(Saved entries)
=-=-=

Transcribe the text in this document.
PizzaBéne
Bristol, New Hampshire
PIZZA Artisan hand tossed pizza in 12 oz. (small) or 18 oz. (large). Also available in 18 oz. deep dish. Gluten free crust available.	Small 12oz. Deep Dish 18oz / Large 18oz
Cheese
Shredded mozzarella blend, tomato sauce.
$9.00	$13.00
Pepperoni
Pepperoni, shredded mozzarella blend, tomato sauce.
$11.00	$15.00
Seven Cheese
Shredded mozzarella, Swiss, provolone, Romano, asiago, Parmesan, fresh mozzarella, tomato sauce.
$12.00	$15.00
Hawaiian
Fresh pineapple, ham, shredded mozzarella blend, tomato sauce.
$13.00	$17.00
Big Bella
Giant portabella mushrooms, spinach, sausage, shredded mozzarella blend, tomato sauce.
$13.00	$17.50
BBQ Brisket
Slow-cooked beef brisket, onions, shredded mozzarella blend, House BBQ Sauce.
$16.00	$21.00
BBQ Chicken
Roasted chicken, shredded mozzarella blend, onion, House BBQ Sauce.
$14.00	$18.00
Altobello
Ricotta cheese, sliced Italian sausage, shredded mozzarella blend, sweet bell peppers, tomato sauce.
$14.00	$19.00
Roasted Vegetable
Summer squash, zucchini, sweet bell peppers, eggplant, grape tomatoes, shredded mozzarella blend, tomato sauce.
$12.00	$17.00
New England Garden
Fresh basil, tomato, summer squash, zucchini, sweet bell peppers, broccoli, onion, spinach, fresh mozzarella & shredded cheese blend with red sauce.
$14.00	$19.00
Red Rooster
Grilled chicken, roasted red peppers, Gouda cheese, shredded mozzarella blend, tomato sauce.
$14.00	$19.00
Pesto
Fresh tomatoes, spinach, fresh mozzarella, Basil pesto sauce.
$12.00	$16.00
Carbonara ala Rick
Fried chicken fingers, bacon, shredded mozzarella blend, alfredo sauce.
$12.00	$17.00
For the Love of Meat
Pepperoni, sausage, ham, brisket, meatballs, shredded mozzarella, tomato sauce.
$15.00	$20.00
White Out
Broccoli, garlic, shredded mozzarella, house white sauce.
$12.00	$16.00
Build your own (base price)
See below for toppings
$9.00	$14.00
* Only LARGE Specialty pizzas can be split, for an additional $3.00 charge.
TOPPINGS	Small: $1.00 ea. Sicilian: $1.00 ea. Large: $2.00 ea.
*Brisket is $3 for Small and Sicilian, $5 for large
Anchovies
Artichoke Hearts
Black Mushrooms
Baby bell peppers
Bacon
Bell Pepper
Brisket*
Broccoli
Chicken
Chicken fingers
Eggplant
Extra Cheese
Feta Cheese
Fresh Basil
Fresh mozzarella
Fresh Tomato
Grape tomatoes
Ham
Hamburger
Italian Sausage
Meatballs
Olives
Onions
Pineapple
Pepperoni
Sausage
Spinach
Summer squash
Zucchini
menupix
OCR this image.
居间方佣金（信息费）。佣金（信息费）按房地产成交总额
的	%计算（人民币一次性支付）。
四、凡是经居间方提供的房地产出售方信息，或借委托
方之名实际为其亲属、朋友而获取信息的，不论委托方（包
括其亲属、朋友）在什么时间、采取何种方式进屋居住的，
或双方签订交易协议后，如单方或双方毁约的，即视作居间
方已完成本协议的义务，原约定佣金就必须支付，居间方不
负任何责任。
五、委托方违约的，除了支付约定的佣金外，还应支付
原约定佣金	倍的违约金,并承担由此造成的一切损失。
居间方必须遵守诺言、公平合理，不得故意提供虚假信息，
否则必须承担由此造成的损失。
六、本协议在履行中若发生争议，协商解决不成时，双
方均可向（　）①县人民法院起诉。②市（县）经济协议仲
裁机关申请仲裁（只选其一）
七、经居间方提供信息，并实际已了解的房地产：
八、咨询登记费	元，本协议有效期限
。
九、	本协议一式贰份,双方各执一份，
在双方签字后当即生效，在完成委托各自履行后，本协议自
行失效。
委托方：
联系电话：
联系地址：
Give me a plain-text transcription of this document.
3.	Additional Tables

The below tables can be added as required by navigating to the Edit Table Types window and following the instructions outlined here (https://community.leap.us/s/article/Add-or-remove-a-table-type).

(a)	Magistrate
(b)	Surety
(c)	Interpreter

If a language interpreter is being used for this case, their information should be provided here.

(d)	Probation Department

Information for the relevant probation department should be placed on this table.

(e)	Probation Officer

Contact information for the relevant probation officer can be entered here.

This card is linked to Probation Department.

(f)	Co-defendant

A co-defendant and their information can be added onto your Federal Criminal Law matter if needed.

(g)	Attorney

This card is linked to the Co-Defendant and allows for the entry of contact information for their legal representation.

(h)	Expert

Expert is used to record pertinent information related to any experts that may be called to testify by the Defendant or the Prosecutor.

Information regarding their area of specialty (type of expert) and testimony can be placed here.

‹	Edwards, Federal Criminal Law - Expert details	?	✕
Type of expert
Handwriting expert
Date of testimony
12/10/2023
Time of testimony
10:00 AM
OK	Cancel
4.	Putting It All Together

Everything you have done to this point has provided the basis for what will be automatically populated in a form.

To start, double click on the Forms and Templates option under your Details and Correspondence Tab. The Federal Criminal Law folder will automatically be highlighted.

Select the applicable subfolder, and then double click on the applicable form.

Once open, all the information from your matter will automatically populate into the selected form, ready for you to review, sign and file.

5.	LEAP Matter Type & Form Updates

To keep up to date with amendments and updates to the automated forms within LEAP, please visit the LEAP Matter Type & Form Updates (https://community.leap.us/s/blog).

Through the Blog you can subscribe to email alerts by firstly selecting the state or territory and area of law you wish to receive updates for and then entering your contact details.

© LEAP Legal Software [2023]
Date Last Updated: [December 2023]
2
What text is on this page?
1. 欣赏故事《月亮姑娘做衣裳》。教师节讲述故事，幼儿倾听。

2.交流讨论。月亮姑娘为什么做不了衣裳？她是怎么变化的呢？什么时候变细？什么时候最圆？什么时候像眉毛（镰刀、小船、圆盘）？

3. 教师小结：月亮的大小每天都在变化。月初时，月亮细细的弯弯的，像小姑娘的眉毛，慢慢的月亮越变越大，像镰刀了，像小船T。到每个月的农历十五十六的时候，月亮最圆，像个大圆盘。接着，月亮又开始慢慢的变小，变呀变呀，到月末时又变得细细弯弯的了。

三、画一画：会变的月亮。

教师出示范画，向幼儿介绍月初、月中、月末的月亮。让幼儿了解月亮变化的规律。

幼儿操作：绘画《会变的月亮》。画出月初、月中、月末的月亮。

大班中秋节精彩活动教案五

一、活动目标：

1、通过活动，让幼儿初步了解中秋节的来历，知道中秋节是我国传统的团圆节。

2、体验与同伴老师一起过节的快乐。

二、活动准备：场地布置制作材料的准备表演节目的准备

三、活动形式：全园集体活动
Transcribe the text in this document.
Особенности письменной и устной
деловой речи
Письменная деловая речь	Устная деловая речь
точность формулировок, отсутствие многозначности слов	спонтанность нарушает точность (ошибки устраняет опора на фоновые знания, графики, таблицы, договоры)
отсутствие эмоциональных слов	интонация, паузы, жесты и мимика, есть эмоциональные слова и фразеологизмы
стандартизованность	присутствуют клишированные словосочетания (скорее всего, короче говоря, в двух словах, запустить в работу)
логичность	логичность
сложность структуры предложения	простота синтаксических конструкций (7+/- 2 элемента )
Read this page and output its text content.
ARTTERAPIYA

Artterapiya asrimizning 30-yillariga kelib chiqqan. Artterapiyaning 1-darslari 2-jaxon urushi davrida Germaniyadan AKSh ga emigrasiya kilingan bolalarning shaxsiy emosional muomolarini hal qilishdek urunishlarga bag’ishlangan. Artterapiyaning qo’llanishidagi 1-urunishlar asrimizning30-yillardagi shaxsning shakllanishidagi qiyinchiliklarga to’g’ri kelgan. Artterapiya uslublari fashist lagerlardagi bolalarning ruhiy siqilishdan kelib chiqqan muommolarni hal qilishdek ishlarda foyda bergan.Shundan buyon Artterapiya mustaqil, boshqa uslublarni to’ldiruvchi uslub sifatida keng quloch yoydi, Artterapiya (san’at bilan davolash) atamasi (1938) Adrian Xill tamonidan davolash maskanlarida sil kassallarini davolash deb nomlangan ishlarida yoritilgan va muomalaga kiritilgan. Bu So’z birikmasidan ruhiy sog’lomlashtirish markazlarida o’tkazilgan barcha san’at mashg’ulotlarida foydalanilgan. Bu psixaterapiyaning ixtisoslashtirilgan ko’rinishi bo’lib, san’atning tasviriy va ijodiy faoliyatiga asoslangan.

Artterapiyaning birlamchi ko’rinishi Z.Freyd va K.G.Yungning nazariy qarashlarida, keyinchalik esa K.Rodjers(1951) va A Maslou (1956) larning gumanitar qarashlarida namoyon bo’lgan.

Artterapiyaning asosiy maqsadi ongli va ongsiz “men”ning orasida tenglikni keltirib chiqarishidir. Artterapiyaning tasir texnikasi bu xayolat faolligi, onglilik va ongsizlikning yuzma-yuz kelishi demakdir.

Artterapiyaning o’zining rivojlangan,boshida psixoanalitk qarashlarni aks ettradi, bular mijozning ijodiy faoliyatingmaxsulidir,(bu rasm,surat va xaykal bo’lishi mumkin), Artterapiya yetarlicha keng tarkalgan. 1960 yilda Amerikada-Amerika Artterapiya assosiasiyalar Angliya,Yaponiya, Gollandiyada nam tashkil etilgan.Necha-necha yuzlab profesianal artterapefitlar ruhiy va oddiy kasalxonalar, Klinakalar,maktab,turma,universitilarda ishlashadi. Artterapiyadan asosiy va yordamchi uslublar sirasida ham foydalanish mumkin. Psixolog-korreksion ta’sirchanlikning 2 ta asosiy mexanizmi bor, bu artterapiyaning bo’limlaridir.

=-=-=

Instructions to follow: Among the lines of the data, identify those with the word "relevant". Copy each of them.

Response:
Information for the relevant probation department should be placed on this table.
Contact information for the relevant probation officer can be entered here.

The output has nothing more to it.